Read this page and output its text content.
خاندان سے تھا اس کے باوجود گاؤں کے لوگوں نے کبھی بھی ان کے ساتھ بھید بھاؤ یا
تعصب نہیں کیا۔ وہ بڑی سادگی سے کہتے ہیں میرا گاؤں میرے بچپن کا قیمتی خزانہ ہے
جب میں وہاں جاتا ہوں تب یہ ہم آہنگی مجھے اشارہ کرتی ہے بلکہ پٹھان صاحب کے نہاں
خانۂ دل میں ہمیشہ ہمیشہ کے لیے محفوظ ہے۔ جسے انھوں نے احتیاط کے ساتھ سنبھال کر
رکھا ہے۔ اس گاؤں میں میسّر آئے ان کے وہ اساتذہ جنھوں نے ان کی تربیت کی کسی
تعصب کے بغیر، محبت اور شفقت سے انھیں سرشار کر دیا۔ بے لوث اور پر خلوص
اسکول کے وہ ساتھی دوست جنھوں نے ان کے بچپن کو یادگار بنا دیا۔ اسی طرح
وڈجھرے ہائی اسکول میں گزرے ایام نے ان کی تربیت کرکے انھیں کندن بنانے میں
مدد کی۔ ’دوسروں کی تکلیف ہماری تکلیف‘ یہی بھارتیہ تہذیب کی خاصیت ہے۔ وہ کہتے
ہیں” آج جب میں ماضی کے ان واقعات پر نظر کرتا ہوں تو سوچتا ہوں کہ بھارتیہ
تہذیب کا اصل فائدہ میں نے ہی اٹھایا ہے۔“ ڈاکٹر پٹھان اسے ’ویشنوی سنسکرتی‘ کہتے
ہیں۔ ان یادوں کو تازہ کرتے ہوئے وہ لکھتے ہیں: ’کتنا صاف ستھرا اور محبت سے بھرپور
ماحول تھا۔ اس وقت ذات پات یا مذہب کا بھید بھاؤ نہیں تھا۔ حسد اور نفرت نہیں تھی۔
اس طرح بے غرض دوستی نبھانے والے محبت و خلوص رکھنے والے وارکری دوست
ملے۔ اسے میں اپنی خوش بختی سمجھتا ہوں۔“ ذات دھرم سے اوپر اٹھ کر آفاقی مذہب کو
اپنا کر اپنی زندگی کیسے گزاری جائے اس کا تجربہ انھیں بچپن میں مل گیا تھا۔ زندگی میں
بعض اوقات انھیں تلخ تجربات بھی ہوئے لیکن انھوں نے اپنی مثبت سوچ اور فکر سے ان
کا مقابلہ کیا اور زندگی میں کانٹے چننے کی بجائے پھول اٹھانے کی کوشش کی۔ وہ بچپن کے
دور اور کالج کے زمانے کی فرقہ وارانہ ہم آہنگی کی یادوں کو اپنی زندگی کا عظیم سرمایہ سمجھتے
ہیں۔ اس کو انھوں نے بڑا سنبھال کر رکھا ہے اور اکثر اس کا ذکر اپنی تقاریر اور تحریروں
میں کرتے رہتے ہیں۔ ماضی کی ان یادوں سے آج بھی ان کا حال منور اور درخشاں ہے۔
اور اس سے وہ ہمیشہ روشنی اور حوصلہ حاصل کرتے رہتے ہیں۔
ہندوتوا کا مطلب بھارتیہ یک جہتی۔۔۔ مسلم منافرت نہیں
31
_ _ _
Go through the listing above and locate each line that holds the word "انھیں". Copy those lines.

Correct output:
تعصب کے بغیر، محبت اور شفقت سے انھیں سرشار کر دیا۔ بے لوث اور پر خلوص
وڈجھرے ہائی اسکول میں گزرے ایام نے ان کی تربیت کرکے انھیں کندن بنانے میں
اپنا کر اپنی زندگی کیسے گزاری جائے اس کا تجربہ انھیں بچپن میں مل گیا تھا۔ زندگی میں
بعض اوقات انھیں تلخ تجربات بھی ہوئے لیکن انھوں نے اپنی مثبت سوچ اور فکر سے ان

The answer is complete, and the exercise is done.